Entries taken from a collection

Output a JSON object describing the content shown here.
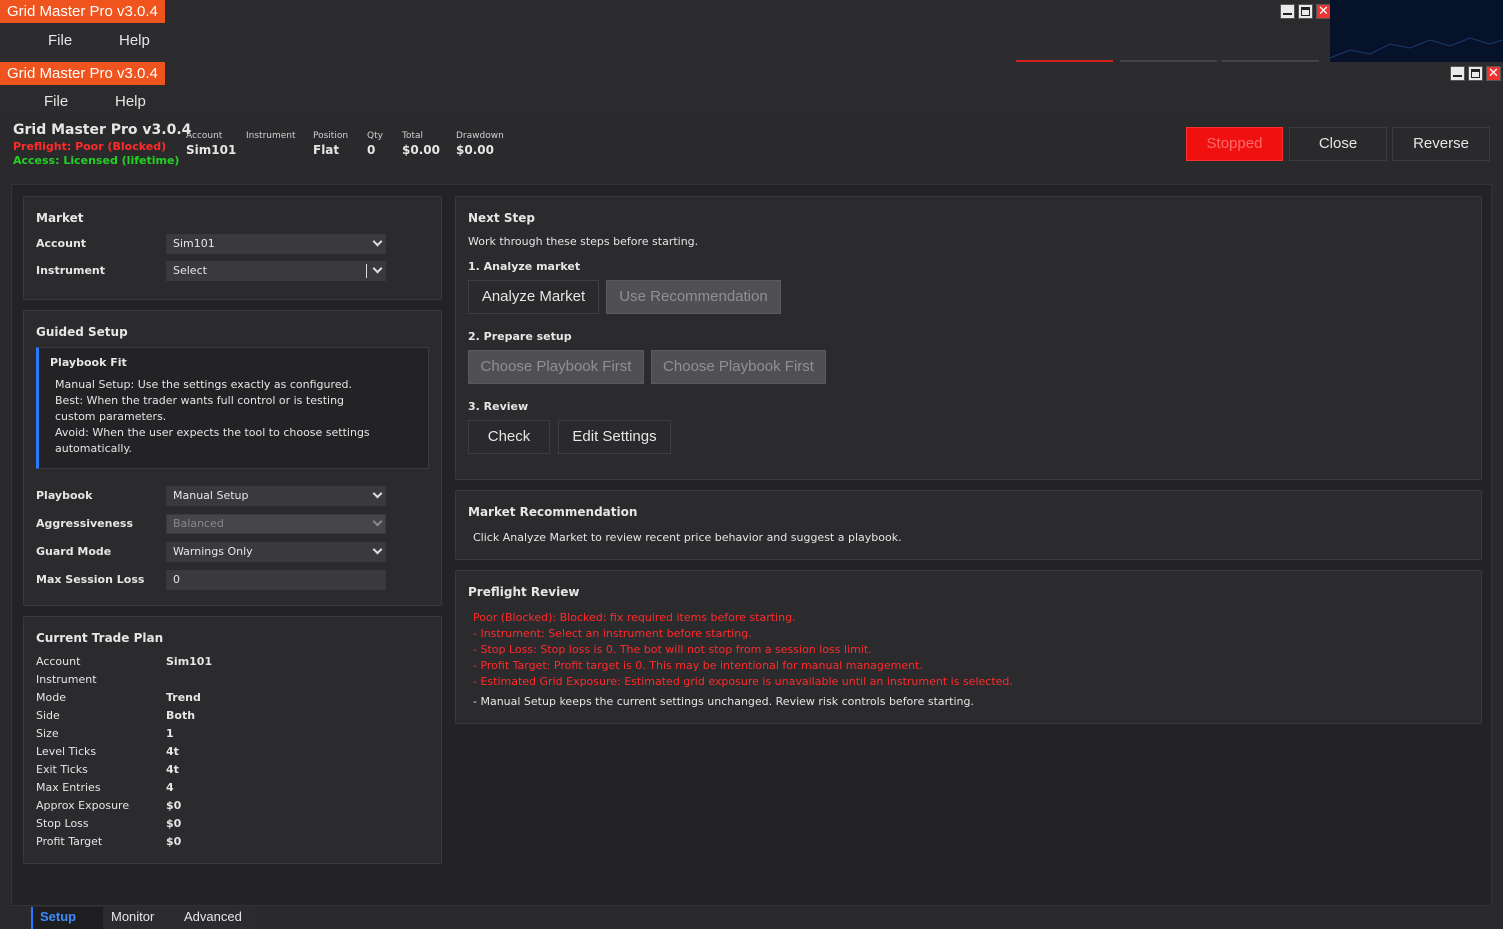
{
  "background_window": {
    "title": "Grid Master Pro v3.0.4",
    "menu": [
      "File",
      "Help"
    ]
  },
  "window": {
    "title": "Grid Master Pro v3.0.4",
    "menu": {
      "file": "File",
      "help": "Help"
    },
    "controls": {
      "minimize_icon": "minimize-icon",
      "maximize_icon": "maximize-icon",
      "close_icon": "close-icon"
    }
  },
  "header": {
    "app_title": "Grid Master Pro v3.0.4",
    "preflight": "Preflight: Poor (Blocked)",
    "access": "Access: Licensed (lifetime)",
    "stats": [
      {
        "label": "Account",
        "value": "Sim101"
      },
      {
        "label": "Instrument",
        "value": ""
      },
      {
        "label": "Position",
        "value": "Flat"
      },
      {
        "label": "Qty",
        "value": "0"
      },
      {
        "label": "Total",
        "value": "$0.00"
      },
      {
        "label": "Drawdown",
        "value": "$0.00"
      }
    ],
    "buttons": {
      "stopped": "Stopped",
      "close": "Close",
      "reverse": "Reverse"
    },
    "colors": {
      "stopped_bg": "#f01010",
      "preflight": "#ff2a2a",
      "access": "#22d122"
    }
  },
  "market": {
    "title": "Market",
    "account_label": "Account",
    "account_value": "Sim101",
    "instrument_label": "Instrument",
    "instrument_value": "Select"
  },
  "guided": {
    "title": "Guided Setup",
    "fit_title": "Playbook Fit",
    "fit_lines": [
      "Manual Setup: Use the settings exactly as configured.",
      "Best: When the trader wants full control or is testing custom parameters.",
      "Avoid: When the user expects the tool to choose settings automatically."
    ],
    "playbook_label": "Playbook",
    "playbook_value": "Manual Setup",
    "aggr_label": "Aggressiveness",
    "aggr_value": "Balanced",
    "guard_label": "Guard Mode",
    "guard_value": "Warnings Only",
    "maxloss_label": "Max Session Loss",
    "maxloss_value": "0"
  },
  "plan": {
    "title": "Current Trade Plan",
    "rows": [
      {
        "label": "Account",
        "value": "Sim101"
      },
      {
        "label": "Instrument",
        "value": ""
      },
      {
        "label": "Mode",
        "value": "Trend"
      },
      {
        "label": "Side",
        "value": "Both"
      },
      {
        "label": "Size",
        "value": "1"
      },
      {
        "label": "Level Ticks",
        "value": "4t"
      },
      {
        "label": "Exit Ticks",
        "value": "4t"
      },
      {
        "label": "Max Entries",
        "value": "4"
      },
      {
        "label": "Approx Exposure",
        "value": "$0"
      },
      {
        "label": "Stop Loss",
        "value": "$0"
      },
      {
        "label": "Profit Target",
        "value": "$0"
      }
    ]
  },
  "next": {
    "title": "Next Step",
    "intro": "Work through these steps before starting.",
    "step1": "1. Analyze market",
    "analyze_btn": "Analyze Market",
    "use_rec_btn": "Use Recommendation",
    "step2": "2. Prepare setup",
    "choose1_btn": "Choose Playbook First",
    "choose2_btn": "Choose Playbook First",
    "step3": "3. Review",
    "check_btn": "Check",
    "edit_btn": "Edit Settings"
  },
  "recommendation": {
    "title": "Market Recommendation",
    "text": "Click Analyze Market to review recent price behavior and suggest a playbook."
  },
  "preflight": {
    "title": "Preflight Review",
    "errors": [
      "Poor (Blocked): Blocked: fix required items before starting.",
      "- Instrument: Select an instrument before starting.",
      "- Stop Loss: Stop loss is 0. The bot will not stop from a session loss limit.",
      "- Profit Target: Profit target is 0. This may be intentional for manual management.",
      "- Estimated Grid Exposure: Estimated grid exposure is unavailable until an instrument is selected."
    ],
    "note": "- Manual Setup keeps the current settings unchanged. Review risk controls before starting.",
    "error_color": "#ff2a2a"
  },
  "tabs": {
    "setup": "Setup",
    "monitor": "Monitor",
    "advanced": "Advanced"
  }
}
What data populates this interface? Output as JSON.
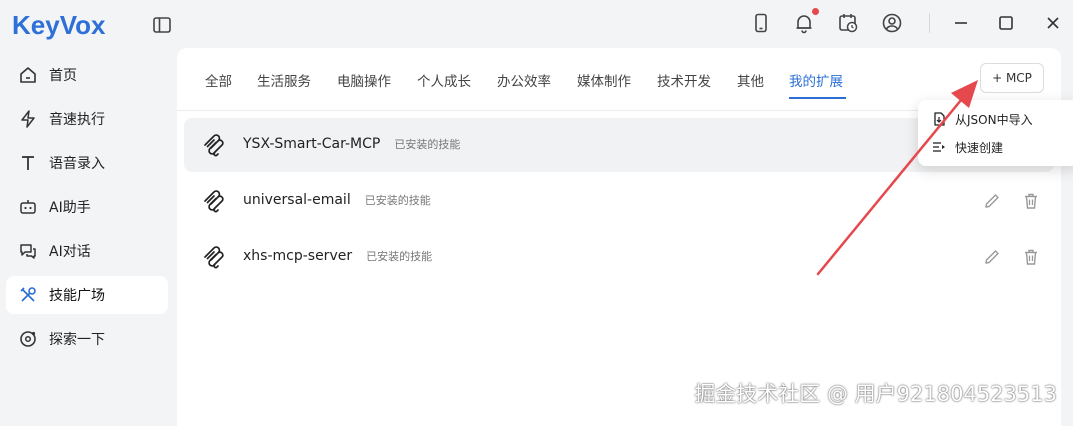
{
  "app": {
    "logo_text": "KeyVox"
  },
  "colors": {
    "accent": "#2b6fd6",
    "brand": "#2e6fd8",
    "notification": "#e5484d",
    "arrow": "#e5484d"
  },
  "topbar": {
    "icons": [
      "phone-icon",
      "bell-icon",
      "calendar-clock-icon",
      "user-circle-icon"
    ],
    "window_controls": [
      "minimize-icon",
      "maximize-icon",
      "close-icon"
    ]
  },
  "sidebar": {
    "items": [
      {
        "label": "首页",
        "icon": "home-icon"
      },
      {
        "label": "音速执行",
        "icon": "lightning-icon"
      },
      {
        "label": "语音录入",
        "icon": "text-t-icon"
      },
      {
        "label": "AI助手",
        "icon": "robot-icon"
      },
      {
        "label": "AI对话",
        "icon": "chat-icon"
      },
      {
        "label": "技能广场",
        "icon": "tools-icon",
        "active": true
      },
      {
        "label": "探索一下",
        "icon": "explore-icon"
      }
    ]
  },
  "tabs": [
    {
      "label": "全部"
    },
    {
      "label": "生活服务"
    },
    {
      "label": "电脑操作"
    },
    {
      "label": "个人成长"
    },
    {
      "label": "办公效率"
    },
    {
      "label": "媒体制作"
    },
    {
      "label": "技术开发"
    },
    {
      "label": "其他"
    },
    {
      "label": "我的扩展",
      "active": true
    }
  ],
  "add_mcp_label": "+ MCP",
  "dropdown": {
    "items": [
      {
        "label": "从JSON中导入",
        "icon": "file-import-icon"
      },
      {
        "label": "快速创建",
        "icon": "quick-create-icon"
      }
    ]
  },
  "rows": [
    {
      "name": "YSX-Smart-Car-MCP",
      "tag": "已安装的技能"
    },
    {
      "name": "universal-email",
      "tag": "已安装的技能"
    },
    {
      "name": "xhs-mcp-server",
      "tag": "已安装的技能"
    }
  ],
  "watermark": "掘金技术社区 @ 用户921804523513"
}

[Task details]
Exclude all images and restate the records above word for word.

[The completed task]
Output a JSON object describing the content shown here.
{
  "background_window": {
    "title": "Grid Master Pro v3.0.4",
    "menu": [
      "File",
      "Help"
    ]
  },
  "window": {
    "title": "Grid Master Pro v3.0.4",
    "menu": {
      "file": "File",
      "help": "Help"
    },
    "controls": {
      "minimize_icon": "minimize-icon",
      "maximize_icon": "maximize-icon",
      "close_icon": "close-icon"
    }
  },
  "header": {
    "app_title": "Grid Master Pro v3.0.4",
    "preflight": "Preflight: Poor (Blocked)",
    "access": "Access: Licensed (lifetime)",
    "stats": [
      {
        "label": "Account",
        "value": "Sim101"
      },
      {
        "label": "Instrument",
        "value": ""
      },
      {
        "label": "Position",
        "value": "Flat"
      },
      {
        "label": "Qty",
        "value": "0"
      },
      {
        "label": "Total",
        "value": "$0.00"
      },
      {
        "label": "Drawdown",
        "value": "$0.00"
      }
    ],
    "buttons": {
      "stopped": "Stopped",
      "close": "Close",
      "reverse": "Reverse"
    },
    "colors": {
      "stopped_bg": "#f01010",
      "preflight": "#ff2a2a",
      "access": "#22d122"
    }
  },
  "market": {
    "title": "Market",
    "account_label": "Account",
    "account_value": "Sim101",
    "instrument_label": "Instrument",
    "instrument_value": "Select"
  },
  "guided": {
    "title": "Guided Setup",
    "fit_title": "Playbook Fit",
    "fit_lines": [
      "Manual Setup: Use the settings exactly as configured.",
      "Best: When the trader wants full control or is testing custom parameters.",
      "Avoid: When the user expects the tool to choose settings automatically."
    ],
    "playbook_label": "Playbook",
    "playbook_value": "Manual Setup",
    "aggr_label": "Aggressiveness",
    "aggr_value": "Balanced",
    "guard_label": "Guard Mode",
    "guard_value": "Warnings Only",
    "maxloss_label": "Max Session Loss",
    "maxloss_value": "0"
  },
  "plan": {
    "title": "Current Trade Plan",
    "rows": [
      {
        "label": "Account",
        "value": "Sim101"
      },
      {
        "label": "Instrument",
        "value": ""
      },
      {
        "label": "Mode",
        "value": "Trend"
      },
      {
        "label": "Side",
        "value": "Both"
      },
      {
        "label": "Size",
        "value": "1"
      },
      {
        "label": "Level Ticks",
        "value": "4t"
      },
      {
        "label": "Exit Ticks",
        "value": "4t"
      },
      {
        "label": "Max Entries",
        "value": "4"
      },
      {
        "label": "Approx Exposure",
        "value": "$0"
      },
      {
        "label": "Stop Loss",
        "value": "$0"
      },
      {
        "label": "Profit Target",
        "value": "$0"
      }
    ]
  },
  "next": {
    "title": "Next Step",
    "intro": "Work through these steps before starting.",
    "step1": "1. Analyze market",
    "analyze_btn": "Analyze Market",
    "use_rec_btn": "Use Recommendation",
    "step2": "2. Prepare setup",
    "choose1_btn": "Choose Playbook First",
    "choose2_btn": "Choose Playbook First",
    "step3": "3. Review",
    "check_btn": "Check",
    "edit_btn": "Edit Settings"
  },
  "recommendation": {
    "title": "Market Recommendation",
    "text": "Click Analyze Market to review recent price behavior and suggest a playbook."
  },
  "preflight": {
    "title": "Preflight Review",
    "errors": [
      "Poor (Blocked): Blocked: fix required items before starting.",
      "- Instrument: Select an instrument before starting.",
      "- Stop Loss: Stop loss is 0. The bot will not stop from a session loss limit.",
      "- Profit Target: Profit target is 0. This may be intentional for manual management.",
      "- Estimated Grid Exposure: Estimated grid exposure is unavailable until an instrument is selected."
    ],
    "note": "- Manual Setup keeps the current settings unchanged. Review risk controls before starting.",
    "error_color": "#ff2a2a"
  },
  "tabs": {
    "setup": "Setup",
    "monitor": "Monitor",
    "advanced": "Advanced"
  }
}
What data populates this interface? Output as JSON.
{
  "app": {
    "logo_text": "KeyVox"
  },
  "colors": {
    "accent": "#2b6fd6",
    "brand": "#2e6fd8",
    "notification": "#e5484d",
    "arrow": "#e5484d"
  },
  "topbar": {
    "icons": [
      "phone-icon",
      "bell-icon",
      "calendar-clock-icon",
      "user-circle-icon"
    ],
    "window_controls": [
      "minimize-icon",
      "maximize-icon",
      "close-icon"
    ]
  },
  "sidebar": {
    "items": [
      {
        "label": "首页",
        "icon": "home-icon"
      },
      {
        "label": "音速执行",
        "icon": "lightning-icon"
      },
      {
        "label": "语音录入",
        "icon": "text-t-icon"
      },
      {
        "label": "AI助手",
        "icon": "robot-icon"
      },
      {
        "label": "AI对话",
        "icon": "chat-icon"
      },
      {
        "label": "技能广场",
        "icon": "tools-icon",
        "active": true
      },
      {
        "label": "探索一下",
        "icon": "explore-icon"
      }
    ]
  },
  "tabs": [
    {
      "label": "全部"
    },
    {
      "label": "生活服务"
    },
    {
      "label": "电脑操作"
    },
    {
      "label": "个人成长"
    },
    {
      "label": "办公效率"
    },
    {
      "label": "媒体制作"
    },
    {
      "label": "技术开发"
    },
    {
      "label": "其他"
    },
    {
      "label": "我的扩展",
      "active": true
    }
  ],
  "add_mcp_label": "+ MCP",
  "dropdown": {
    "items": [
      {
        "label": "从JSON中导入",
        "icon": "file-import-icon"
      },
      {
        "label": "快速创建",
        "icon": "quick-create-icon"
      }
    ]
  },
  "rows": [
    {
      "name": "YSX-Smart-Car-MCP",
      "tag": "已安装的技能"
    },
    {
      "name": "universal-email",
      "tag": "已安装的技能"
    },
    {
      "name": "xhs-mcp-server",
      "tag": "已安装的技能"
    }
  ],
  "watermark": "掘金技术社区 @ 用户921804523513"
}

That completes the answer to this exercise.